YOUR TASK:
Wherever the word "صحفية" appears in a line, extract that line.

THE RECORDS:
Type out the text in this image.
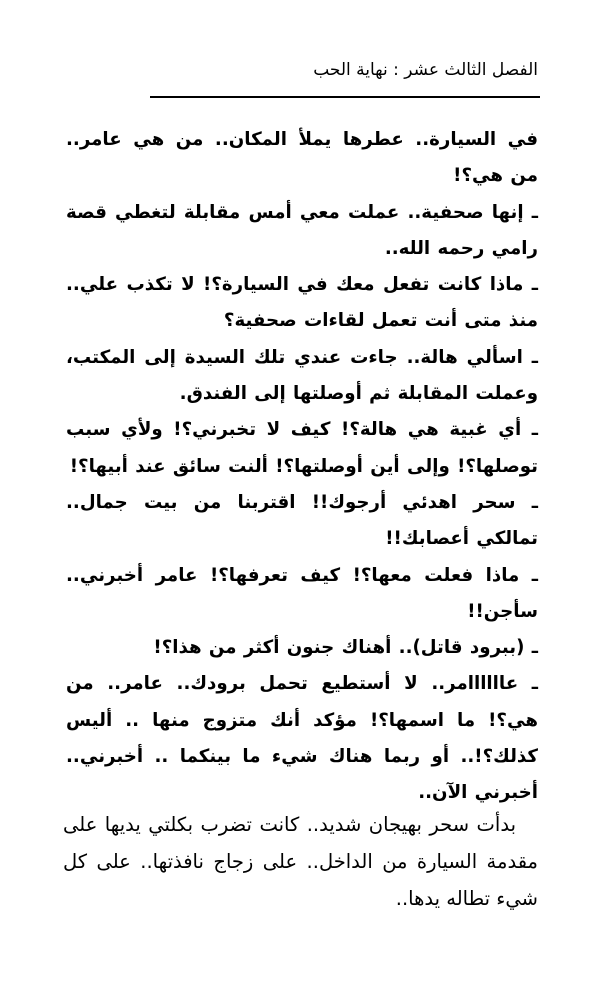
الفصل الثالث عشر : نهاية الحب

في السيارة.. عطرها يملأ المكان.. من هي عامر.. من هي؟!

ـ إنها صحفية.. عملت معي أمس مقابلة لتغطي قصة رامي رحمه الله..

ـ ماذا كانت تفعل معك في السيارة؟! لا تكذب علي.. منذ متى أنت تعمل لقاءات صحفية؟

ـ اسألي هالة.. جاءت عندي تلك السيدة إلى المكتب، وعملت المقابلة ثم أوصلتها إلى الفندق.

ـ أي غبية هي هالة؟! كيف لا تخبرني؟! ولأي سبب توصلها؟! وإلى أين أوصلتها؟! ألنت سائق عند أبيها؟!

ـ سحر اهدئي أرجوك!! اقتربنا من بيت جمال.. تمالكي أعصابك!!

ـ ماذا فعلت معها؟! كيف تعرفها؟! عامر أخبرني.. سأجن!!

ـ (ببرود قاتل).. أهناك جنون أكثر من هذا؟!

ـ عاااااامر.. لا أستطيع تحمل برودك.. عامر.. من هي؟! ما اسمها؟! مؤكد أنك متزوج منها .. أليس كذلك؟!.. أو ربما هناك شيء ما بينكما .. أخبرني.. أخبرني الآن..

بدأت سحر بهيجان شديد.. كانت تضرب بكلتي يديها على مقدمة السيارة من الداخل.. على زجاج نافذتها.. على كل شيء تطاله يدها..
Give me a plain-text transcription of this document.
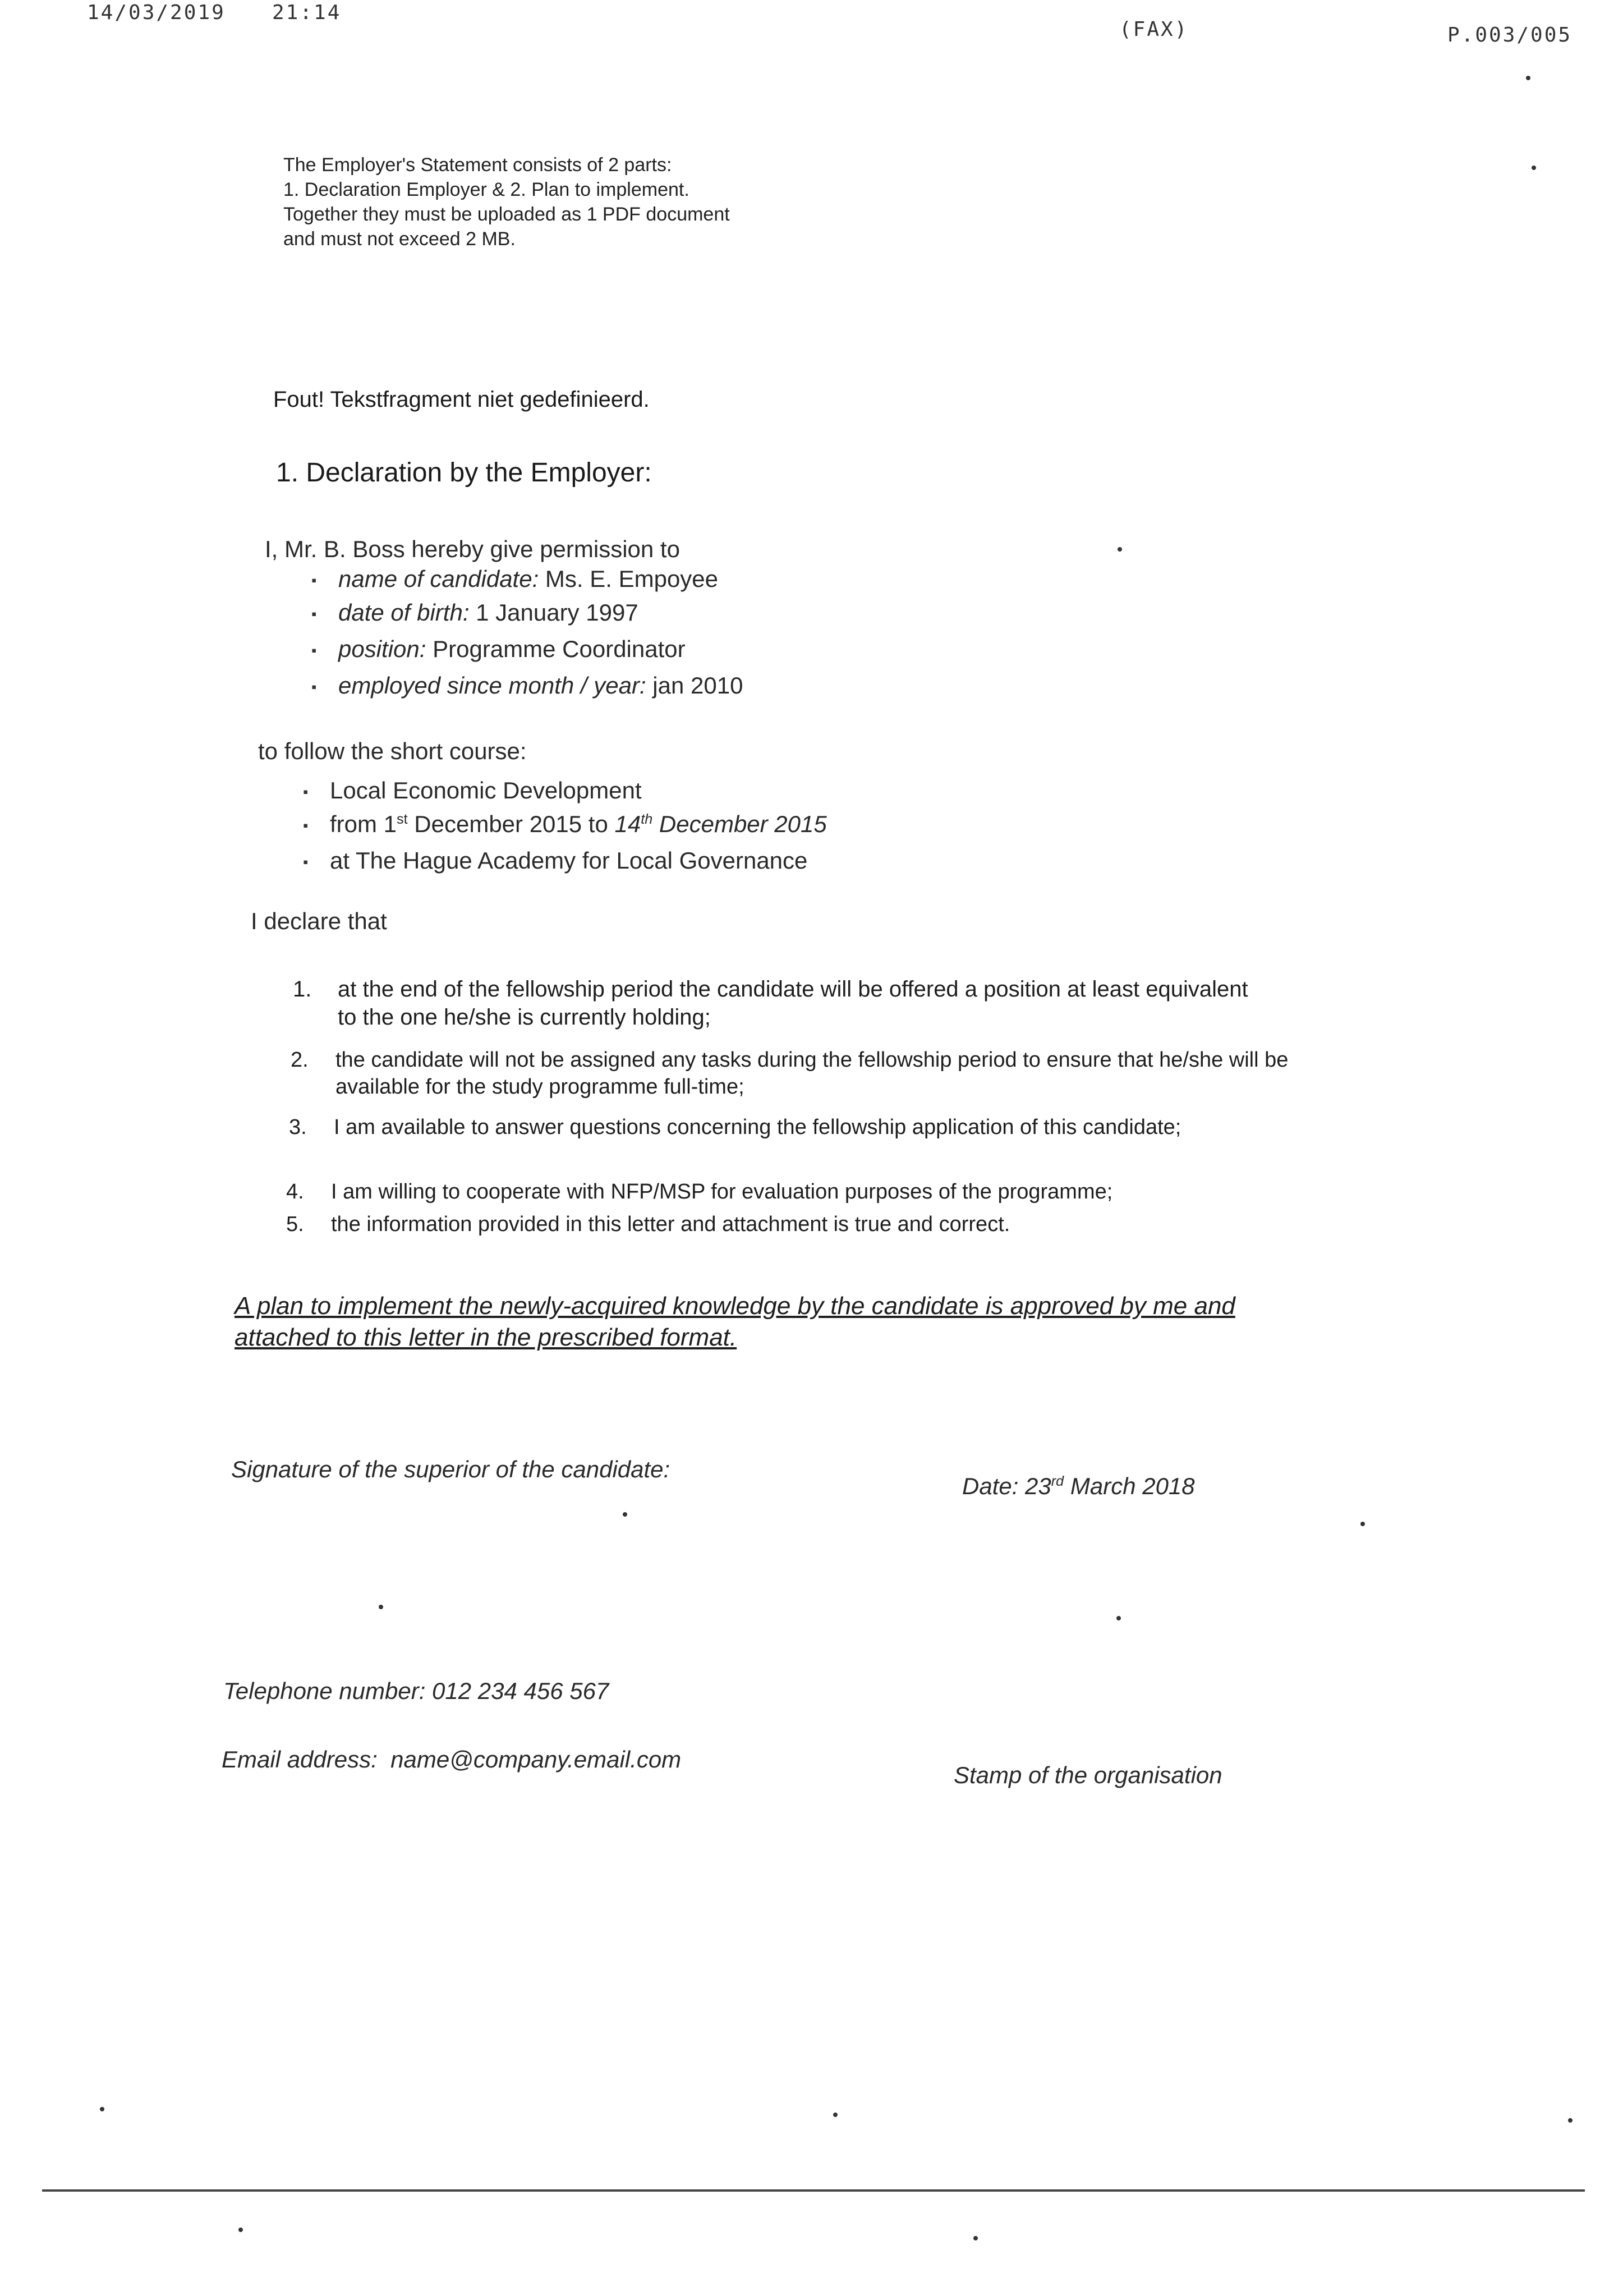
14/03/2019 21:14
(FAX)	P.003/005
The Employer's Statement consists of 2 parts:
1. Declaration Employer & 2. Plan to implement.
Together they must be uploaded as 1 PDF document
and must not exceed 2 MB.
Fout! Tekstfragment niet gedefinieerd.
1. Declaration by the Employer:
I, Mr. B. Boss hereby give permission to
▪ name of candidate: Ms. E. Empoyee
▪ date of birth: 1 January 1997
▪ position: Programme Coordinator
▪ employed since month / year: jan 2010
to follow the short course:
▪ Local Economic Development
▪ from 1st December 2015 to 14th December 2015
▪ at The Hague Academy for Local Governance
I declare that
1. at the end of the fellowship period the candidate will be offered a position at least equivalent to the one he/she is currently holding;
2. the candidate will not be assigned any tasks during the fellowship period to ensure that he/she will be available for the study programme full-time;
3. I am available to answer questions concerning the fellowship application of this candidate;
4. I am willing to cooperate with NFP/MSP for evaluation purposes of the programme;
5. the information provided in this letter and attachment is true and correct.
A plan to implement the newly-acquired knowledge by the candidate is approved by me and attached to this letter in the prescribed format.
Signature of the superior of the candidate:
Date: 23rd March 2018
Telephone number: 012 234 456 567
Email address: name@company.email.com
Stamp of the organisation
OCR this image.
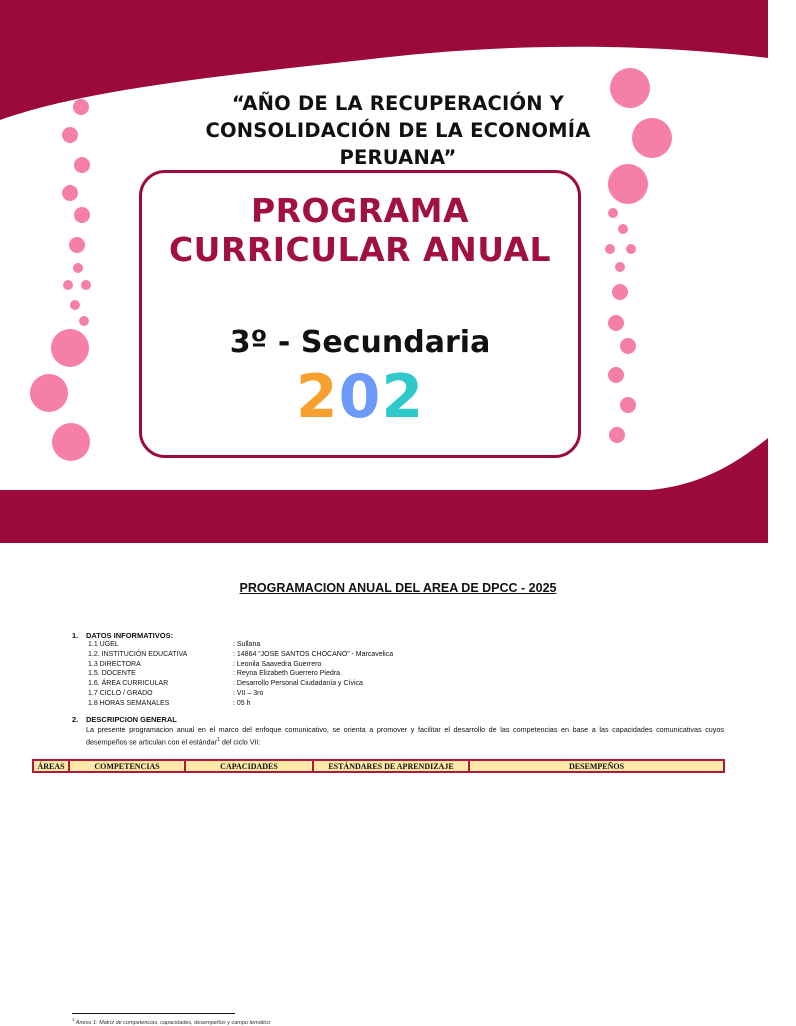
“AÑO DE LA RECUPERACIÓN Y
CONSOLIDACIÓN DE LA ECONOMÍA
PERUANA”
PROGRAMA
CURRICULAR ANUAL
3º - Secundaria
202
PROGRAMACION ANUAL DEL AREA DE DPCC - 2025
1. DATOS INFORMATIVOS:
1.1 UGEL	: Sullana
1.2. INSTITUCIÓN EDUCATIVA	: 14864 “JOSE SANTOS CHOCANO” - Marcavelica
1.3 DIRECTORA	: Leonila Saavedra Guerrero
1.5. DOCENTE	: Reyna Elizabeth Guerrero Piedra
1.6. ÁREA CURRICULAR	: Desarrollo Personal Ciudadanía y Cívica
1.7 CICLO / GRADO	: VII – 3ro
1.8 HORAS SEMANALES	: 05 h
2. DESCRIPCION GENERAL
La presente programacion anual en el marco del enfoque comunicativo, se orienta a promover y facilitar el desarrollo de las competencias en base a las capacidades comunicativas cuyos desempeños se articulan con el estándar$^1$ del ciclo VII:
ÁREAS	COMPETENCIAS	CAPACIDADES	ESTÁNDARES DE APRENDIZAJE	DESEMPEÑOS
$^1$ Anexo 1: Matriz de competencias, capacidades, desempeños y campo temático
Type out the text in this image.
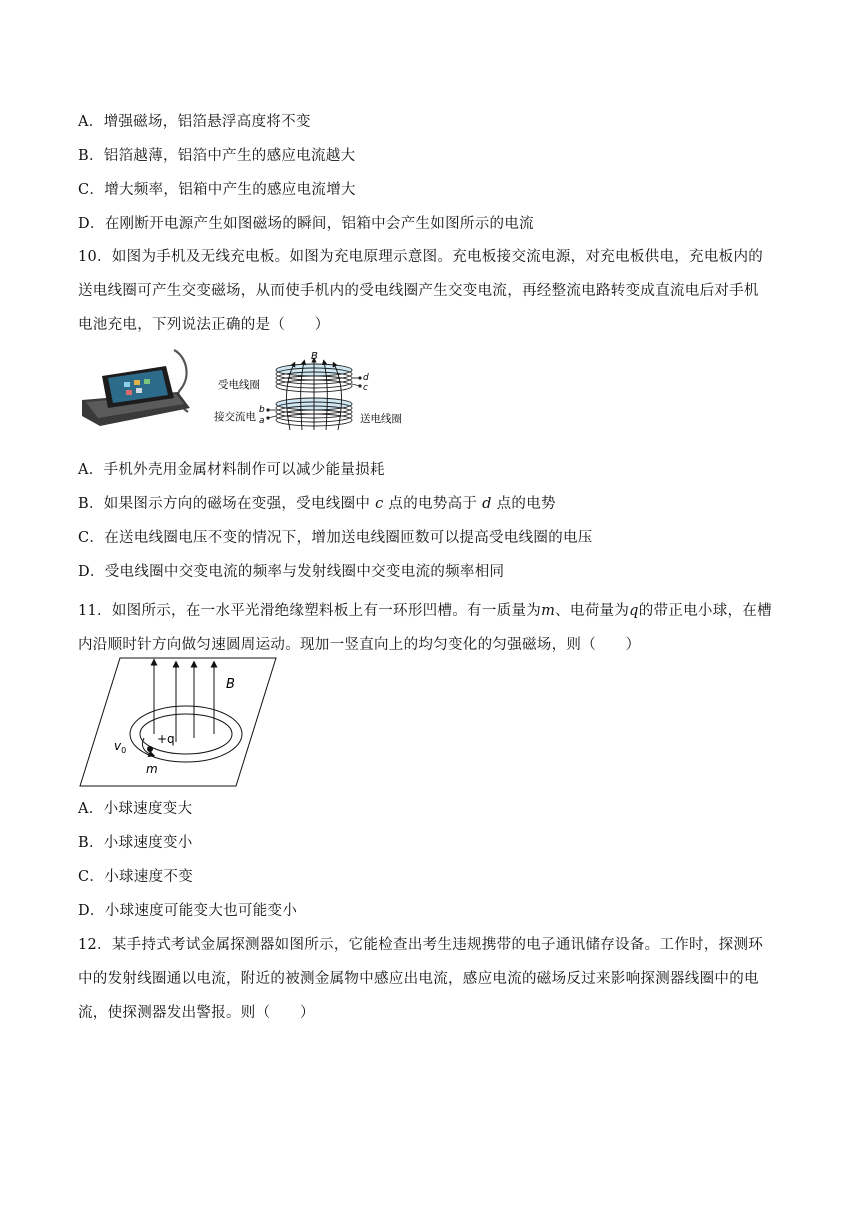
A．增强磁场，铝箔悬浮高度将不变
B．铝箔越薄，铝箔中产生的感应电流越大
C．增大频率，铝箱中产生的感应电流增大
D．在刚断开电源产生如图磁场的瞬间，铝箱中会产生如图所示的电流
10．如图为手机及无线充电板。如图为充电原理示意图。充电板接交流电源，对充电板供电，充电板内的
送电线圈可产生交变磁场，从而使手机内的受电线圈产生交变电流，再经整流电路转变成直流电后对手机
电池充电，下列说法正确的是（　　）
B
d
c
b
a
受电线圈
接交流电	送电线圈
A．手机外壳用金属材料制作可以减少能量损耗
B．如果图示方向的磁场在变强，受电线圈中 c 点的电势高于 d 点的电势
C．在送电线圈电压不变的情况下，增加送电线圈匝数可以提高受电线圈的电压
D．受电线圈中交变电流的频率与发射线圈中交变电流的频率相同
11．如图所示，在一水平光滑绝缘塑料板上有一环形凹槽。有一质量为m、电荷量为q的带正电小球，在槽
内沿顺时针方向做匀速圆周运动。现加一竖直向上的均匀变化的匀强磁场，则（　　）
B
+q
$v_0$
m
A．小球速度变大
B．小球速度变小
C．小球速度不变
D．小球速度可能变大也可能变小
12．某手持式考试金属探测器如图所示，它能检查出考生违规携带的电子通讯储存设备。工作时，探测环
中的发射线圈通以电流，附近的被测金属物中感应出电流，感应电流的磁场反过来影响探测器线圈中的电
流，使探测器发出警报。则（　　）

WRITTEN RESPONSE:
ـ إنها صحفية.. عملت معي أمس مقابلة لتغطي قصة رامي رحمه الله..
ـ ماذا كانت تفعل معك في السيارة؟! لا تكذب علي.. منذ متى أنت تعمل لقاءات صحفية؟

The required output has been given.